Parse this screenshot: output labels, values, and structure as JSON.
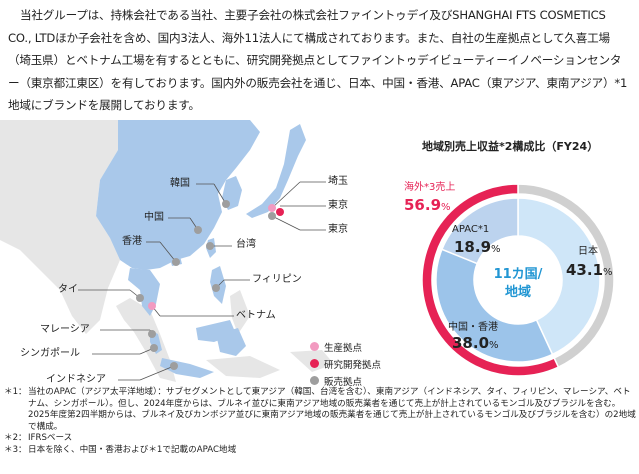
{
  "intro": {
    "text": "当社グループは、持株会社である当社、主要子会社の株式会社ファイントゥデイ及びSHANGHAI FTS COSMETICS CO., LTDほか子会社を含め、国内3法人、海外11法人にて構成されております。また、自社の生産拠点として久喜工場（埼玉県）とベトナム工場を有するとともに、研究開発拠点としてファイントゥデイビューティーイノベーションセンター（東京都江東区）を有しております。国内外の販売会社を通じ、日本、中国・香港、APAC（東アジア、東南アジア）*1地域にブランドを展開しております。"
  },
  "map": {
    "labels": {
      "korea": "韓国",
      "china": "中国",
      "hongkong": "香港",
      "taiwan": "台湾",
      "philippines": "フィリピン",
      "thailand": "タイ",
      "vietnam": "ベトナム",
      "malaysia": "マレーシア",
      "singapore": "シンガポール",
      "indonesia": "インドネシア",
      "saitama": "埼玉",
      "tokyo1": "東京",
      "tokyo2": "東京"
    },
    "colors": {
      "land_highlight": "#a9c8ea",
      "land_other": "#e6e6e6",
      "production": "#f29ac0",
      "rnd": "#e62255",
      "sales": "#9e9e9e"
    }
  },
  "legend": {
    "production": "生産拠点",
    "rnd": "研究開発拠点",
    "sales": "販売拠点"
  },
  "chart_data": {
    "type": "pie",
    "title": "地域別売上収益*2構成比（FY24）",
    "center_label": [
      "11カ国/",
      "地域"
    ],
    "slices": [
      {
        "label": "日本",
        "value": 43.1,
        "color": "#cfe6f8"
      },
      {
        "label": "中国・香港",
        "value": 38.0,
        "color": "#9cc4ea"
      },
      {
        "label": "APAC*1",
        "value": 18.9,
        "color": "#bcd3ee"
      }
    ],
    "outer_ring": [
      {
        "label": "海外*3売上",
        "value": 56.9,
        "color": "#e62255"
      },
      {
        "label": "日本",
        "value": 43.1,
        "color": "#d0d0d0"
      }
    ],
    "value_labels": {
      "japan": "43.1",
      "china": "38.0",
      "apac": "18.9",
      "overseas": "56.9"
    },
    "unit": "%"
  },
  "notes": [
    {
      "mark": "＊1：",
      "text": "当社のAPAC（アジア太平洋地域）：サブセグメントとして東アジア（韓国、台湾を含む）、東南アジア（インドネシア、タイ、フィリピン、マレーシア、ベトナム、シンガポール）。但し、2024年度からは、ブルネイ並びに東南アジア地域の販売業者を通じて売上が計上されているモンゴル及びブラジルを含む。2025年度第2四半期からは、ブルネイ及びカンボジア並びに東南アジア地域の販売業者を通じて売上が計上されているモンゴル及びブラジルを含む）の2地域で構成。"
    },
    {
      "mark": "＊2：",
      "text": "IFRSベース"
    },
    {
      "mark": "＊3：",
      "text": "日本を除く、中国・香港および＊1で記載のAPAC地域"
    }
  ]
}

--*--

Task brief → Transcribe the material exactly, keeping every word and none of the pictures.

Output for this exercise →
Parse this screenshot: output labels, values, and structure as JSON.
{
  "intro": {
    "text": "当社グループは、持株会社である当社、主要子会社の株式会社ファイントゥデイ及びSHANGHAI FTS COSMETICS CO., LTDほか子会社を含め、国内3法人、海外11法人にて構成されております。また、自社の生産拠点として久喜工場（埼玉県）とベトナム工場を有するとともに、研究開発拠点としてファイントゥデイビューティーイノベーションセンター（東京都江東区）を有しております。国内外の販売会社を通じ、日本、中国・香港、APAC（東アジア、東南アジア）*1地域にブランドを展開しております。"
  },
  "map": {
    "labels": {
      "korea": "韓国",
      "china": "中国",
      "hongkong": "香港",
      "taiwan": "台湾",
      "philippines": "フィリピン",
      "thailand": "タイ",
      "vietnam": "ベトナム",
      "malaysia": "マレーシア",
      "singapore": "シンガポール",
      "indonesia": "インドネシア",
      "saitama": "埼玉",
      "tokyo1": "東京",
      "tokyo2": "東京"
    },
    "colors": {
      "land_highlight": "#a9c8ea",
      "land_other": "#e6e6e6",
      "production": "#f29ac0",
      "rnd": "#e62255",
      "sales": "#9e9e9e"
    }
  },
  "legend": {
    "production": "生産拠点",
    "rnd": "研究開発拠点",
    "sales": "販売拠点"
  },
  "chart_data": {
    "type": "pie",
    "title": "地域別売上収益*2構成比（FY24）",
    "center_label": [
      "11カ国/",
      "地域"
    ],
    "slices": [
      {
        "label": "日本",
        "value": 43.1,
        "color": "#cfe6f8"
      },
      {
        "label": "中国・香港",
        "value": 38.0,
        "color": "#9cc4ea"
      },
      {
        "label": "APAC*1",
        "value": 18.9,
        "color": "#bcd3ee"
      }
    ],
    "outer_ring": [
      {
        "label": "海外*3売上",
        "value": 56.9,
        "color": "#e62255"
      },
      {
        "label": "日本",
        "value": 43.1,
        "color": "#d0d0d0"
      }
    ],
    "value_labels": {
      "japan": "43.1",
      "china": "38.0",
      "apac": "18.9",
      "overseas": "56.9"
    },
    "unit": "%"
  },
  "notes": [
    {
      "mark": "＊1：",
      "text": "当社のAPAC（アジア太平洋地域）：サブセグメントとして東アジア（韓国、台湾を含む）、東南アジア（インドネシア、タイ、フィリピン、マレーシア、ベトナム、シンガポール）。但し、2024年度からは、ブルネイ並びに東南アジア地域の販売業者を通じて売上が計上されているモンゴル及びブラジルを含む。2025年度第2四半期からは、ブルネイ及びカンボジア並びに東南アジア地域の販売業者を通じて売上が計上されているモンゴル及びブラジルを含む）の2地域で構成。"
    },
    {
      "mark": "＊2：",
      "text": "IFRSベース"
    },
    {
      "mark": "＊3：",
      "text": "日本を除く、中国・香港および＊1で記載のAPAC地域"
    }
  ]
}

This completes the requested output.